Stated exercise →
Retype all the records with nothing changed.

=======

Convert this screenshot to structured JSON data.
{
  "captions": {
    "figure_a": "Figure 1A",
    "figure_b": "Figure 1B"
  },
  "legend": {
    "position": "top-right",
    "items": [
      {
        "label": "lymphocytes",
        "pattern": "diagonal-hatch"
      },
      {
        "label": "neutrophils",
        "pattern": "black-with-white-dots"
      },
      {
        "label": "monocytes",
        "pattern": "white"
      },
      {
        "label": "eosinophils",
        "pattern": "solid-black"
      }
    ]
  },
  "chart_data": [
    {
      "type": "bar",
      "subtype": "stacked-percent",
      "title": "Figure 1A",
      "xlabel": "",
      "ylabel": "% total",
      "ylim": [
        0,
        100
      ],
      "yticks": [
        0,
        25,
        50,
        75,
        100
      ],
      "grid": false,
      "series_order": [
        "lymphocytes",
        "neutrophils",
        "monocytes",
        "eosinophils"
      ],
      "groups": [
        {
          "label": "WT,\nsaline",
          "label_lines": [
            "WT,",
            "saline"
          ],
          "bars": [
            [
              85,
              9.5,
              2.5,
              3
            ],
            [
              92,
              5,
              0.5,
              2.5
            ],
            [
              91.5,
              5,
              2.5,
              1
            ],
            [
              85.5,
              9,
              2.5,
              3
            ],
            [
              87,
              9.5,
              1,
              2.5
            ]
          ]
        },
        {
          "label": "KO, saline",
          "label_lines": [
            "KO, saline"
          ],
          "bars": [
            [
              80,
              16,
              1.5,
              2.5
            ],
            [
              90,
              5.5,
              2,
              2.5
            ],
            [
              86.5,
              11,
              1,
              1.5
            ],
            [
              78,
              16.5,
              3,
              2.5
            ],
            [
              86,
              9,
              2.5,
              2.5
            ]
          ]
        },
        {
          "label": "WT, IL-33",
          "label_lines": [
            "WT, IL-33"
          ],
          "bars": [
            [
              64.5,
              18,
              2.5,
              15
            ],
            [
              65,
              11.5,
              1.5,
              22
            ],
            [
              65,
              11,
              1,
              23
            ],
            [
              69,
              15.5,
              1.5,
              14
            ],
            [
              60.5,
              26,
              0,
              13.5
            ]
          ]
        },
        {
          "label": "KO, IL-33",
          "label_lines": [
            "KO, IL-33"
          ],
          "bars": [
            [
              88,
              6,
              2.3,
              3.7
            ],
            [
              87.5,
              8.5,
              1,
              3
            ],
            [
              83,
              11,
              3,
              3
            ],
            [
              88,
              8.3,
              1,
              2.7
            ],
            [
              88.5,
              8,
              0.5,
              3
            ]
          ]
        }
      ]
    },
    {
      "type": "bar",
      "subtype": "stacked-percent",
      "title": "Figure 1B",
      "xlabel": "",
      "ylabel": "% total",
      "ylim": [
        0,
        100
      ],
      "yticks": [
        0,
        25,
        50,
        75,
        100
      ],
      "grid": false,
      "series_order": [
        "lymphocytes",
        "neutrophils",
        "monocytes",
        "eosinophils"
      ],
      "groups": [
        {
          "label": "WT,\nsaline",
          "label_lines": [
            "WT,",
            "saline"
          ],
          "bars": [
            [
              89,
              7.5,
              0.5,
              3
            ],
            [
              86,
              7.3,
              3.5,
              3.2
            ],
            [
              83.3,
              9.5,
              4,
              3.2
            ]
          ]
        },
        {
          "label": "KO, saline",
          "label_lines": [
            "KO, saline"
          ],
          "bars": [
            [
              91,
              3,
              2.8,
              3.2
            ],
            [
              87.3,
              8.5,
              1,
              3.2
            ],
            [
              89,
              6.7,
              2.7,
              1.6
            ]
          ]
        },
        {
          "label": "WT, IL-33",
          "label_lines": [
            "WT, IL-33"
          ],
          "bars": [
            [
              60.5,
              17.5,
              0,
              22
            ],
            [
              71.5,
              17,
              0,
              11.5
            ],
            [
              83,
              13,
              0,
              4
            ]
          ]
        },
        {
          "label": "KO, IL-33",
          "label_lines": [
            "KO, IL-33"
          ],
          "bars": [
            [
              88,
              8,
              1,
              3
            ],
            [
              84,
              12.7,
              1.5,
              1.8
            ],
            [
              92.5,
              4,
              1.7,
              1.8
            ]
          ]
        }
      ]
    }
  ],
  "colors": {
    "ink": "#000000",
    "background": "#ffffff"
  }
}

=======

Task response →
Convert this screenshot to structured JSON data.
{
  "captions": {
    "figure_a": "Figure 1A",
    "figure_b": "Figure 1B"
  },
  "legend": {
    "position": "top-right",
    "items": [
      {
        "label": "lymphocytes",
        "pattern": "diagonal-hatch"
      },
      {
        "label": "neutrophils",
        "pattern": "black-with-white-dots"
      },
      {
        "label": "monocytes",
        "pattern": "white"
      },
      {
        "label": "eosinophils",
        "pattern": "solid-black"
      }
    ]
  },
  "chart_data": [
    {
      "type": "bar",
      "subtype": "stacked-percent",
      "title": "Figure 1A",
      "xlabel": "",
      "ylabel": "% total",
      "ylim": [
        0,
        100
      ],
      "yticks": [
        0,
        25,
        50,
        75,
        100
      ],
      "grid": false,
      "series_order": [
        "lymphocytes",
        "neutrophils",
        "monocytes",
        "eosinophils"
      ],
      "groups": [
        {
          "label": "WT,\nsaline",
          "label_lines": [
            "WT,",
            "saline"
          ],
          "bars": [
            [
              85,
              9.5,
              2.5,
              3
            ],
            [
              92,
              5,
              0.5,
              2.5
            ],
            [
              91.5,
              5,
              2.5,
              1
            ],
            [
              85.5,
              9,
              2.5,
              3
            ],
            [
              87,
              9.5,
              1,
              2.5
            ]
          ]
        },
        {
          "label": "KO, saline",
          "label_lines": [
            "KO, saline"
          ],
          "bars": [
            [
              80,
              16,
              1.5,
              2.5
            ],
            [
              90,
              5.5,
              2,
              2.5
            ],
            [
              86.5,
              11,
              1,
              1.5
            ],
            [
              78,
              16.5,
              3,
              2.5
            ],
            [
              86,
              9,
              2.5,
              2.5
            ]
          ]
        },
        {
          "label": "WT, IL-33",
          "label_lines": [
            "WT, IL-33"
          ],
          "bars": [
            [
              64.5,
              18,
              2.5,
              15
            ],
            [
              65,
              11.5,
              1.5,
              22
            ],
            [
              65,
              11,
              1,
              23
            ],
            [
              69,
              15.5,
              1.5,
              14
            ],
            [
              60.5,
              26,
              0,
              13.5
            ]
          ]
        },
        {
          "label": "KO, IL-33",
          "label_lines": [
            "KO, IL-33"
          ],
          "bars": [
            [
              88,
              6,
              2.3,
              3.7
            ],
            [
              87.5,
              8.5,
              1,
              3
            ],
            [
              83,
              11,
              3,
              3
            ],
            [
              88,
              8.3,
              1,
              2.7
            ],
            [
              88.5,
              8,
              0.5,
              3
            ]
          ]
        }
      ]
    },
    {
      "type": "bar",
      "subtype": "stacked-percent",
      "title": "Figure 1B",
      "xlabel": "",
      "ylabel": "% total",
      "ylim": [
        0,
        100
      ],
      "yticks": [
        0,
        25,
        50,
        75,
        100
      ],
      "grid": false,
      "series_order": [
        "lymphocytes",
        "neutrophils",
        "monocytes",
        "eosinophils"
      ],
      "groups": [
        {
          "label": "WT,\nsaline",
          "label_lines": [
            "WT,",
            "saline"
          ],
          "bars": [
            [
              89,
              7.5,
              0.5,
              3
            ],
            [
              86,
              7.3,
              3.5,
              3.2
            ],
            [
              83.3,
              9.5,
              4,
              3.2
            ]
          ]
        },
        {
          "label": "KO, saline",
          "label_lines": [
            "KO, saline"
          ],
          "bars": [
            [
              91,
              3,
              2.8,
              3.2
            ],
            [
              87.3,
              8.5,
              1,
              3.2
            ],
            [
              89,
              6.7,
              2.7,
              1.6
            ]
          ]
        },
        {
          "label": "WT, IL-33",
          "label_lines": [
            "WT, IL-33"
          ],
          "bars": [
            [
              60.5,
              17.5,
              0,
              22
            ],
            [
              71.5,
              17,
              0,
              11.5
            ],
            [
              83,
              13,
              0,
              4
            ]
          ]
        },
        {
          "label": "KO, IL-33",
          "label_lines": [
            "KO, IL-33"
          ],
          "bars": [
            [
              88,
              8,
              1,
              3
            ],
            [
              84,
              12.7,
              1.5,
              1.8
            ],
            [
              92.5,
              4,
              1.7,
              1.8
            ]
          ]
        }
      ]
    }
  ],
  "colors": {
    "ink": "#000000",
    "background": "#ffffff"
  }
}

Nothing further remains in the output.